TASK TO CARRY OUT —
Set the listing down again in full, word for word, with the pictures left out.
--- START OF DATA LISTING ---
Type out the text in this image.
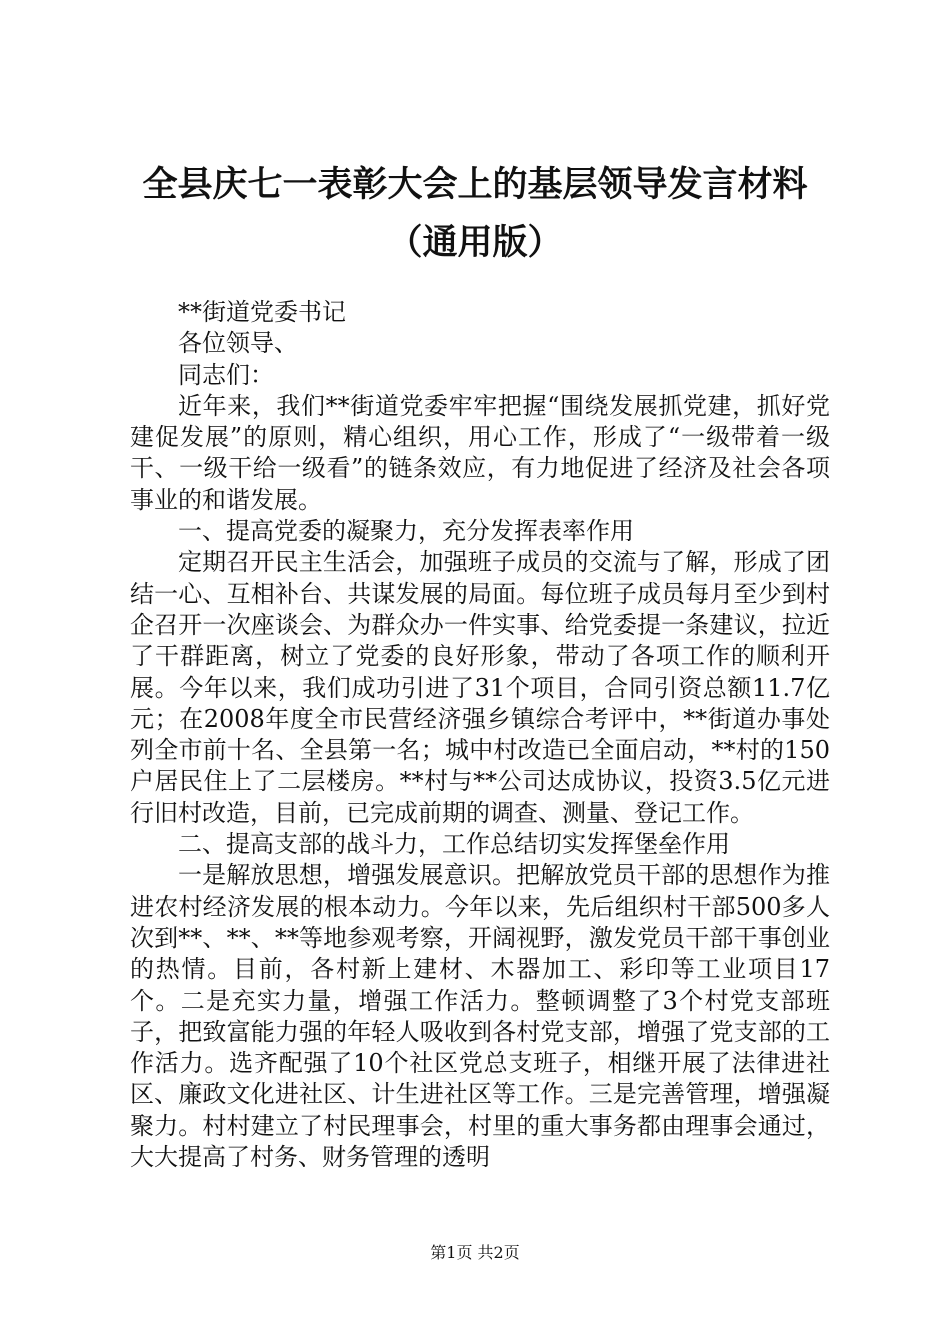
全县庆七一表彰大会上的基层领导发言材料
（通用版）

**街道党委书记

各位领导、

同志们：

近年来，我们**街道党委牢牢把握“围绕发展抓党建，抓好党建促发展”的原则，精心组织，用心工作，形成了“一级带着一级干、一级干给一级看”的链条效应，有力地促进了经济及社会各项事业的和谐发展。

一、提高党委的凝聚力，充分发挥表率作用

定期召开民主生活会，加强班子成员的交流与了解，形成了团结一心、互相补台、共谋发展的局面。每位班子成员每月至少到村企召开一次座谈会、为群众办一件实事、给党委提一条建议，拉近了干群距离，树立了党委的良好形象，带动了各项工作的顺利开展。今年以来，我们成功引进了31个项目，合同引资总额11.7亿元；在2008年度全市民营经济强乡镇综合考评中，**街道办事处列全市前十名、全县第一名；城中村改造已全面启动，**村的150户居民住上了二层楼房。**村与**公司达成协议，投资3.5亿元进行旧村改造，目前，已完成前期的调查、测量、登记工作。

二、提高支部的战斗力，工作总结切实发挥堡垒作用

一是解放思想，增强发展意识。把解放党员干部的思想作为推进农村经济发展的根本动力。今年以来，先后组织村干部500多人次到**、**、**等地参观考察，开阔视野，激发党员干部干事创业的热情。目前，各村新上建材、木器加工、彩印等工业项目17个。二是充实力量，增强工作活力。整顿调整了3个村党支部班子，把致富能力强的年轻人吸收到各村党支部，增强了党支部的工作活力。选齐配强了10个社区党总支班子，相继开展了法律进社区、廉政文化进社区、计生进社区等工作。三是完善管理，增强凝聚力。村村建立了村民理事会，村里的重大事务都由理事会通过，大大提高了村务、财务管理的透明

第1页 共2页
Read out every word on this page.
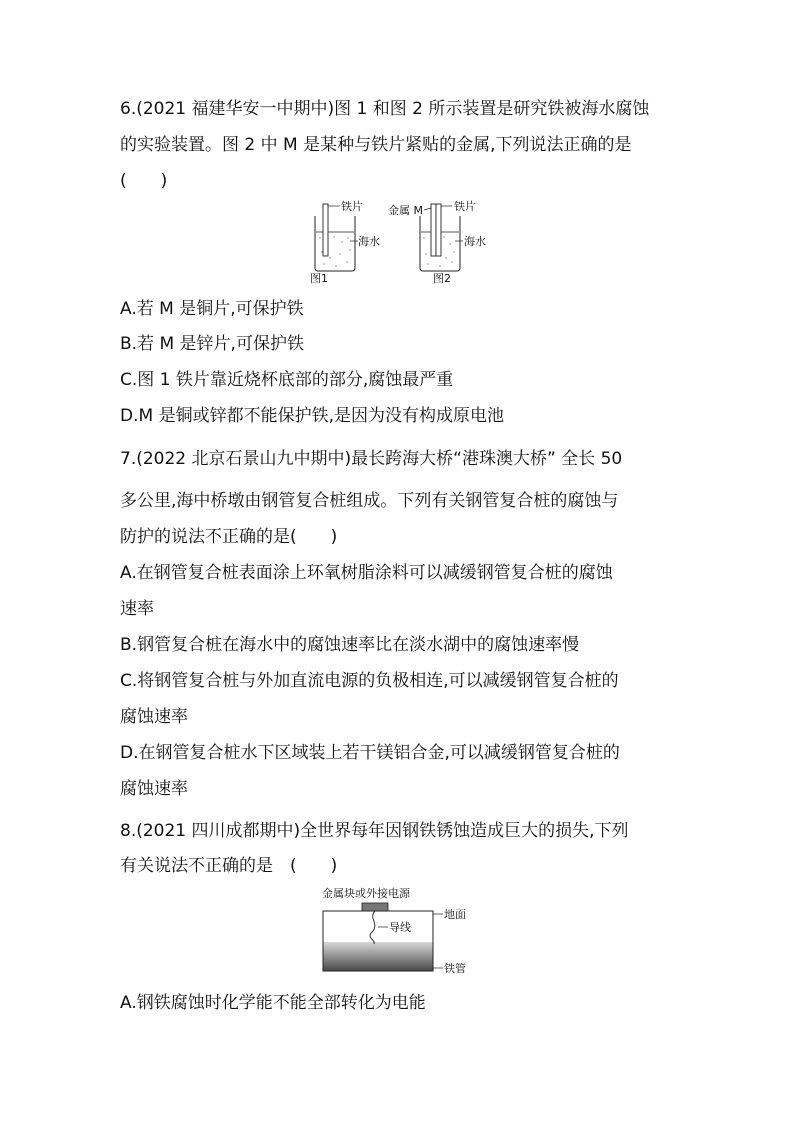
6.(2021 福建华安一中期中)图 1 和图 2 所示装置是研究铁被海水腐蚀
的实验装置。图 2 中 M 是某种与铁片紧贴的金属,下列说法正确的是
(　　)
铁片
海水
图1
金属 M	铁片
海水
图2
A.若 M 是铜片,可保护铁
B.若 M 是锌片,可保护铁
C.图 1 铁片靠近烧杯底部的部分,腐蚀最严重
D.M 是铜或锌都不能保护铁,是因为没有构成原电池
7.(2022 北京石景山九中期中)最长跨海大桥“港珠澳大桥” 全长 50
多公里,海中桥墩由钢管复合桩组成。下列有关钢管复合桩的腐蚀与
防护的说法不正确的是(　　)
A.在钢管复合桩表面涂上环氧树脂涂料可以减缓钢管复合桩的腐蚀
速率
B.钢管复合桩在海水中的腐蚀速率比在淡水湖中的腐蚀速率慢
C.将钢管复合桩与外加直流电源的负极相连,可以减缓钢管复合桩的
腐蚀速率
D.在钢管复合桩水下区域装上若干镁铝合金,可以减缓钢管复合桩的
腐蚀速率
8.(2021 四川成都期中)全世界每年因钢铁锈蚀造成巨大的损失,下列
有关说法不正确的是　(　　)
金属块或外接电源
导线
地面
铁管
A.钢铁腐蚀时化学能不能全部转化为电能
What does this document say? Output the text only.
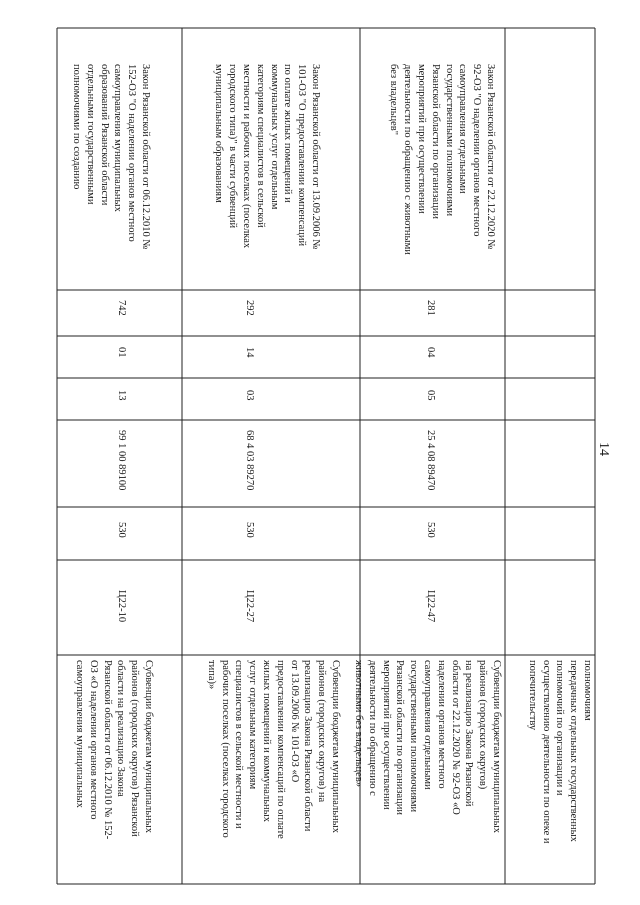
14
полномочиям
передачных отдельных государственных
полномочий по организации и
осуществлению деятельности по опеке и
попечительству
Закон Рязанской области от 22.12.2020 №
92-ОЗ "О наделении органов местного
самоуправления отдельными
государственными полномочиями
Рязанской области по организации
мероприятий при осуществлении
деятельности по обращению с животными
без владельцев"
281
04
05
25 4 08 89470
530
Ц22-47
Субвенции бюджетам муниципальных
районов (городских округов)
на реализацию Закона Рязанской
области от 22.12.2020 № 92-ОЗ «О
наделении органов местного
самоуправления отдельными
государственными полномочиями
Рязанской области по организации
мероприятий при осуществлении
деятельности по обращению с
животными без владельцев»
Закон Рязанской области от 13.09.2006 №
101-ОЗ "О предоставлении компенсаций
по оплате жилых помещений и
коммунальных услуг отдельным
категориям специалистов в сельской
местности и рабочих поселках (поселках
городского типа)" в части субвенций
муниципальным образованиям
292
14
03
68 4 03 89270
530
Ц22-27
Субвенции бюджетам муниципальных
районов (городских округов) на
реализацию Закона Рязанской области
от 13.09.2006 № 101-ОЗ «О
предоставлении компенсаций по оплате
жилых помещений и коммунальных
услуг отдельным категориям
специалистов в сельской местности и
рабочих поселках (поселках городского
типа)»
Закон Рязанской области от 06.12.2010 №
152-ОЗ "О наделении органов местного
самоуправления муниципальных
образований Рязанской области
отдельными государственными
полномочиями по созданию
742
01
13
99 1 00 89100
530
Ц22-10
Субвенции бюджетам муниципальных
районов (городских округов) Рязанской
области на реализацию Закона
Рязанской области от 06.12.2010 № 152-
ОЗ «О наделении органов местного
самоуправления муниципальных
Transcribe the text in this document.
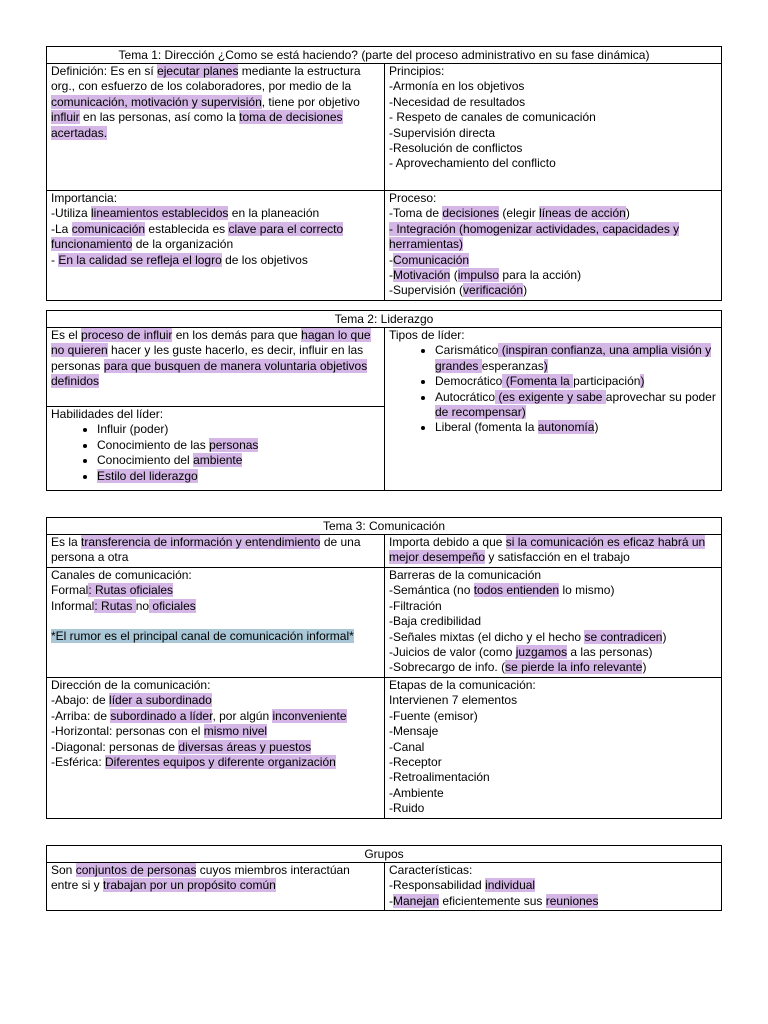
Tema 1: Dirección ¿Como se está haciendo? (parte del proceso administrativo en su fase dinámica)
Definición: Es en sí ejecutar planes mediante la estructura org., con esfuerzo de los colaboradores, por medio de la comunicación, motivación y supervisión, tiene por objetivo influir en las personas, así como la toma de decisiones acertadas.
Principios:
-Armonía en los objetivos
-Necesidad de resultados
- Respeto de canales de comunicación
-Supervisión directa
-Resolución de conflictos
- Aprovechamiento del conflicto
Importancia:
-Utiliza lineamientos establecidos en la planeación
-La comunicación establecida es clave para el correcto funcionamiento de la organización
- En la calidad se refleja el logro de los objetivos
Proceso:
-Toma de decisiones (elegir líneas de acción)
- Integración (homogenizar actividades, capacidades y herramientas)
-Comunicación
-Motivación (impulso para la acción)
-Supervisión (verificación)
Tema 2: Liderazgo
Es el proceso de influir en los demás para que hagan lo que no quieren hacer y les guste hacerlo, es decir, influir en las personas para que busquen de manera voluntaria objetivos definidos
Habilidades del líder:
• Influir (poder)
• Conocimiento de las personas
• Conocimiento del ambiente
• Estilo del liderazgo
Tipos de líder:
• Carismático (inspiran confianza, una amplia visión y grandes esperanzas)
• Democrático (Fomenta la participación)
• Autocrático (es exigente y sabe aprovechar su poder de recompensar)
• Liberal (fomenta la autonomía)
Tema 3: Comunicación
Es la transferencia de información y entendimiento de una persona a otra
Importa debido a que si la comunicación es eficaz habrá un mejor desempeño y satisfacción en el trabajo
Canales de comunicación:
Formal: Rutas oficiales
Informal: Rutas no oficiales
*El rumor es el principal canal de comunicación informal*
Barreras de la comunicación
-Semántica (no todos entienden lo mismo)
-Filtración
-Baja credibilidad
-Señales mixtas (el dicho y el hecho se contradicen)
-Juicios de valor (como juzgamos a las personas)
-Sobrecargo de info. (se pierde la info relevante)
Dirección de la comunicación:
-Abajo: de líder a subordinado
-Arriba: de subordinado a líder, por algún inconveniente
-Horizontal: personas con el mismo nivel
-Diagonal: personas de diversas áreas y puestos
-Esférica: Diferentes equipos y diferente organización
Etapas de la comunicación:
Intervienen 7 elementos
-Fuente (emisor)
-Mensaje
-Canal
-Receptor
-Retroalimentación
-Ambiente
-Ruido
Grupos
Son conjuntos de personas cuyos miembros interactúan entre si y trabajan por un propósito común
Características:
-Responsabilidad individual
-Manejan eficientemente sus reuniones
--- END OF DATA LISTING ---
EXERCISE RESULT —
Type out the text in this image.
全县庆七一表彰大会上的基层领导发言材料
（通用版）

**街道党委书记

各位领导、

同志们：

近年来，我们**街道党委牢牢把握“围绕发展抓党建，抓好党建促发展”的原则，精心组织，用心工作，形成了“一级带着一级干、一级干给一级看”的链条效应，有力地促进了经济及社会各项事业的和谐发展。

一、提高党委的凝聚力，充分发挥表率作用

定期召开民主生活会，加强班子成员的交流与了解，形成了团结一心、互相补台、共谋发展的局面。每位班子成员每月至少到村企召开一次座谈会、为群众办一件实事、给党委提一条建议，拉近了干群距离，树立了党委的良好形象，带动了各项工作的顺利开展。今年以来，我们成功引进了31个项目，合同引资总额11.7亿元；在2008年度全市民营经济强乡镇综合考评中，**街道办事处列全市前十名、全县第一名；城中村改造已全面启动，**村的150户居民住上了二层楼房。**村与**公司达成协议，投资3.5亿元进行旧村改造，目前，已完成前期的调查、测量、登记工作。

二、提高支部的战斗力，工作总结切实发挥堡垒作用

一是解放思想，增强发展意识。把解放党员干部的思想作为推进农村经济发展的根本动力。今年以来，先后组织村干部500多人次到**、**、**等地参观考察，开阔视野，激发党员干部干事创业的热情。目前，各村新上建材、木器加工、彩印等工业项目17个。二是充实力量，增强工作活力。整顿调整了3个村党支部班子，把致富能力强的年轻人吸收到各村党支部，增强了党支部的工作活力。选齐配强了10个社区党总支班子，相继开展了法律进社区、廉政文化进社区、计生进社区等工作。三是完善管理，增强凝聚力。村村建立了村民理事会，村里的重大事务都由理事会通过，大大提高了村务、财务管理的透明

第1页 共2页
Read out every word on this page.
6.(2021 福建华安一中期中)图 1 和图 2 所示装置是研究铁被海水腐蚀
的实验装置。图 2 中 M 是某种与铁片紧贴的金属,下列说法正确的是
(　　)
铁片
海水
图1
金属 M	铁片
海水
图2
A.若 M 是铜片,可保护铁
B.若 M 是锌片,可保护铁
C.图 1 铁片靠近烧杯底部的部分,腐蚀最严重
D.M 是铜或锌都不能保护铁,是因为没有构成原电池
7.(2022 北京石景山九中期中)最长跨海大桥“港珠澳大桥” 全长 50
多公里,海中桥墩由钢管复合桩组成。下列有关钢管复合桩的腐蚀与
防护的说法不正确的是(　　)
A.在钢管复合桩表面涂上环氧树脂涂料可以减缓钢管复合桩的腐蚀
速率
B.钢管复合桩在海水中的腐蚀速率比在淡水湖中的腐蚀速率慢
C.将钢管复合桩与外加直流电源的负极相连,可以减缓钢管复合桩的
腐蚀速率
D.在钢管复合桩水下区域装上若干镁铝合金,可以减缓钢管复合桩的
腐蚀速率
8.(2021 四川成都期中)全世界每年因钢铁锈蚀造成巨大的损失,下列
有关说法不正确的是　(　　)
金属块或外接电源
导线
地面
铁管
A.钢铁腐蚀时化学能不能全部转化为电能
What does this document say? Output the text only.
14
полномочиям
передачных отдельных государственных
полномочий по организации и
осуществлению деятельности по опеке и
попечительству
Закон Рязанской области от 22.12.2020 №
92-ОЗ "О наделении органов местного
самоуправления отдельными
государственными полномочиями
Рязанской области по организации
мероприятий при осуществлении
деятельности по обращению с животными
без владельцев"
281
04
05
25 4 08 89470
530
Ц22-47
Субвенции бюджетам муниципальных
районов (городских округов)
на реализацию Закона Рязанской
области от 22.12.2020 № 92-ОЗ «О
наделении органов местного
самоуправления отдельными
государственными полномочиями
Рязанской области по организации
мероприятий при осуществлении
деятельности по обращению с
животными без владельцев»
Закон Рязанской области от 13.09.2006 №
101-ОЗ "О предоставлении компенсаций
по оплате жилых помещений и
коммунальных услуг отдельным
категориям специалистов в сельской
местности и рабочих поселках (поселках
городского типа)" в части субвенций
муниципальным образованиям
292
14
03
68 4 03 89270
530
Ц22-27
Субвенции бюджетам муниципальных
районов (городских округов) на
реализацию Закона Рязанской области
от 13.09.2006 № 101-ОЗ «О
предоставлении компенсаций по оплате
жилых помещений и коммунальных
услуг отдельным категориям
специалистов в сельской местности и
рабочих поселках (поселках городского
типа)»
Закон Рязанской области от 06.12.2010 №
152-ОЗ "О наделении органов местного
самоуправления муниципальных
образований Рязанской области
отдельными государственными
полномочиями по созданию
742
01
13
99 1 00 89100
530
Ц22-10
Субвенции бюджетам муниципальных
районов (городских округов) Рязанской
области на реализацию Закона
Рязанской области от 06.12.2010 № 152-
ОЗ «О наделении органов местного
самоуправления муниципальных
Transcribe the text in this document.
Tema 1: Dirección ¿Como se está haciendo? (parte del proceso administrativo en su fase dinámica)
Definición: Es en sí ejecutar planes mediante la estructura org., con esfuerzo de los colaboradores, por medio de la comunicación, motivación y supervisión, tiene por objetivo influir en las personas, así como la toma de decisiones acertadas.
Principios:
-Armonía en los objetivos
-Necesidad de resultados
- Respeto de canales de comunicación
-Supervisión directa
-Resolución de conflictos
- Aprovechamiento del conflicto
Importancia:
-Utiliza lineamientos establecidos en la planeación
-La comunicación establecida es clave para el correcto funcionamiento de la organización
- En la calidad se refleja el logro de los objetivos
Proceso:
-Toma de decisiones (elegir líneas de acción)
- Integración (homogenizar actividades, capacidades y herramientas)
-Comunicación
-Motivación (impulso para la acción)
-Supervisión (verificación)
Tema 2: Liderazgo
Es el proceso de influir en los demás para que hagan lo que no quieren hacer y les guste hacerlo, es decir, influir en las personas para que busquen de manera voluntaria objetivos definidos
Habilidades del líder:
• Influir (poder)
• Conocimiento de las personas
• Conocimiento del ambiente
• Estilo del liderazgo
Tipos de líder:
• Carismático (inspiran confianza, una amplia visión y grandes esperanzas)
• Democrático (Fomenta la participación)
• Autocrático (es exigente y sabe aprovechar su poder de recompensar)
• Liberal (fomenta la autonomía)
Tema 3: Comunicación
Es la transferencia de información y entendimiento de una persona a otra
Importa debido a que si la comunicación es eficaz habrá un mejor desempeño y satisfacción en el trabajo
Canales de comunicación:
Formal: Rutas oficiales
Informal: Rutas no oficiales
*El rumor es el principal canal de comunicación informal*
Barreras de la comunicación
-Semántica (no todos entienden lo mismo)
-Filtración
-Baja credibilidad
-Señales mixtas (el dicho y el hecho se contradicen)
-Juicios de valor (como juzgamos a las personas)
-Sobrecargo de info. (se pierde la info relevante)
Dirección de la comunicación:
-Abajo: de líder a subordinado
-Arriba: de subordinado a líder, por algún inconveniente
-Horizontal: personas con el mismo nivel
-Diagonal: personas de diversas áreas y puestos
-Esférica: Diferentes equipos y diferente organización
Etapas de la comunicación:
Intervienen 7 elementos
-Fuente (emisor)
-Mensaje
-Canal
-Receptor
-Retroalimentación
-Ambiente
-Ruido
Grupos
Son conjuntos de personas cuyos miembros interactúan entre si y trabajan por un propósito común
Características:
-Responsabilidad individual
-Manejan eficientemente sus reuniones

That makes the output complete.